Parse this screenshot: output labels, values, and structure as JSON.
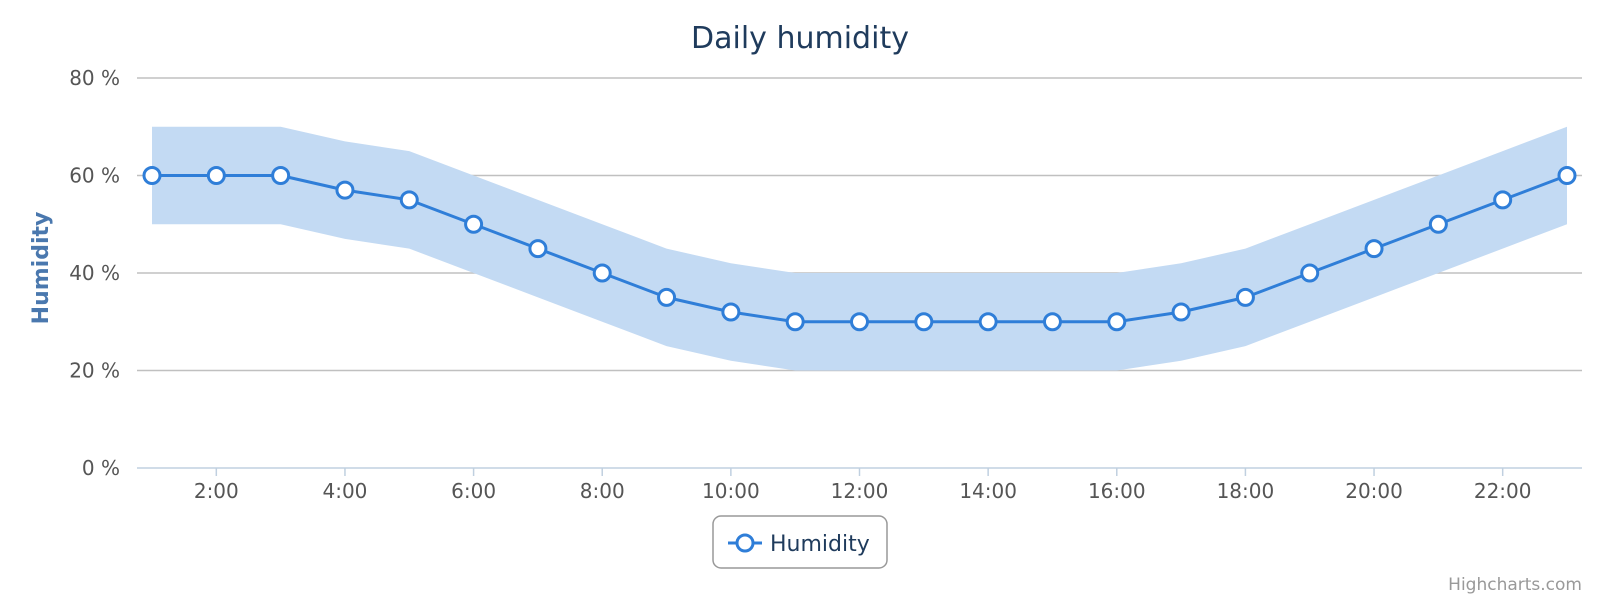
{
  "chart_data": {
    "type": "line",
    "title": "Daily humidity",
    "ylabel": "Humidity",
    "xlabel": "",
    "y_tick_labels": [
      "0 %",
      "20 %",
      "40 %",
      "60 %",
      "80 %"
    ],
    "y_ticks": [
      0,
      20,
      40,
      60,
      80
    ],
    "ylim": [
      0,
      80
    ],
    "xlim": [
      1,
      23
    ],
    "x_tick_labels": [
      "2:00",
      "4:00",
      "6:00",
      "8:00",
      "10:00",
      "12:00",
      "14:00",
      "16:00",
      "18:00",
      "20:00",
      "22:00"
    ],
    "x_ticks": [
      2,
      4,
      6,
      8,
      10,
      12,
      14,
      16,
      18,
      20,
      22
    ],
    "grid": true,
    "legend_position": "bottom-center",
    "series": [
      {
        "name": "Humidity",
        "color": "#2f7ed8",
        "x": [
          1,
          2,
          3,
          4,
          5,
          6,
          7,
          8,
          9,
          10,
          11,
          12,
          13,
          14,
          15,
          16,
          17,
          18,
          19,
          20,
          21,
          22,
          23
        ],
        "values": [
          60,
          60,
          60,
          57,
          55,
          50,
          45,
          40,
          35,
          32,
          30,
          30,
          30,
          30,
          30,
          30,
          32,
          35,
          40,
          45,
          50,
          55,
          60
        ]
      }
    ],
    "range_band": {
      "color": "#c3daf3",
      "x": [
        1,
        2,
        3,
        4,
        5,
        6,
        7,
        8,
        9,
        10,
        11,
        12,
        13,
        14,
        15,
        16,
        17,
        18,
        19,
        20,
        21,
        22,
        23
      ],
      "low": [
        50,
        50,
        50,
        47,
        45,
        40,
        35,
        30,
        25,
        22,
        20,
        20,
        20,
        20,
        20,
        20,
        22,
        25,
        30,
        35,
        40,
        45,
        50
      ],
      "high": [
        70,
        70,
        70,
        67,
        65,
        60,
        55,
        50,
        45,
        42,
        40,
        40,
        40,
        40,
        40,
        40,
        42,
        45,
        50,
        55,
        60,
        65,
        70
      ]
    }
  },
  "credits": "Highcharts.com"
}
※
→ Aim
Each line of the material must be retyped exactly, except that images are omitted.

→ Task response
Parse this screenshot: output labels, values, and structure as JSON.
{
  "chart_data": {
    "type": "line",
    "title": "Daily humidity",
    "ylabel": "Humidity",
    "xlabel": "",
    "y_tick_labels": [
      "0 %",
      "20 %",
      "40 %",
      "60 %",
      "80 %"
    ],
    "y_ticks": [
      0,
      20,
      40,
      60,
      80
    ],
    "ylim": [
      0,
      80
    ],
    "xlim": [
      1,
      23
    ],
    "x_tick_labels": [
      "2:00",
      "4:00",
      "6:00",
      "8:00",
      "10:00",
      "12:00",
      "14:00",
      "16:00",
      "18:00",
      "20:00",
      "22:00"
    ],
    "x_ticks": [
      2,
      4,
      6,
      8,
      10,
      12,
      14,
      16,
      18,
      20,
      22
    ],
    "grid": true,
    "legend_position": "bottom-center",
    "series": [
      {
        "name": "Humidity",
        "color": "#2f7ed8",
        "x": [
          1,
          2,
          3,
          4,
          5,
          6,
          7,
          8,
          9,
          10,
          11,
          12,
          13,
          14,
          15,
          16,
          17,
          18,
          19,
          20,
          21,
          22,
          23
        ],
        "values": [
          60,
          60,
          60,
          57,
          55,
          50,
          45,
          40,
          35,
          32,
          30,
          30,
          30,
          30,
          30,
          30,
          32,
          35,
          40,
          45,
          50,
          55,
          60
        ]
      }
    ],
    "range_band": {
      "color": "#c3daf3",
      "x": [
        1,
        2,
        3,
        4,
        5,
        6,
        7,
        8,
        9,
        10,
        11,
        12,
        13,
        14,
        15,
        16,
        17,
        18,
        19,
        20,
        21,
        22,
        23
      ],
      "low": [
        50,
        50,
        50,
        47,
        45,
        40,
        35,
        30,
        25,
        22,
        20,
        20,
        20,
        20,
        20,
        20,
        22,
        25,
        30,
        35,
        40,
        45,
        50
      ],
      "high": [
        70,
        70,
        70,
        67,
        65,
        60,
        55,
        50,
        45,
        42,
        40,
        40,
        40,
        40,
        40,
        40,
        42,
        45,
        50,
        55,
        60,
        65,
        70
      ]
    }
  },
  "credits": "Highcharts.com"
}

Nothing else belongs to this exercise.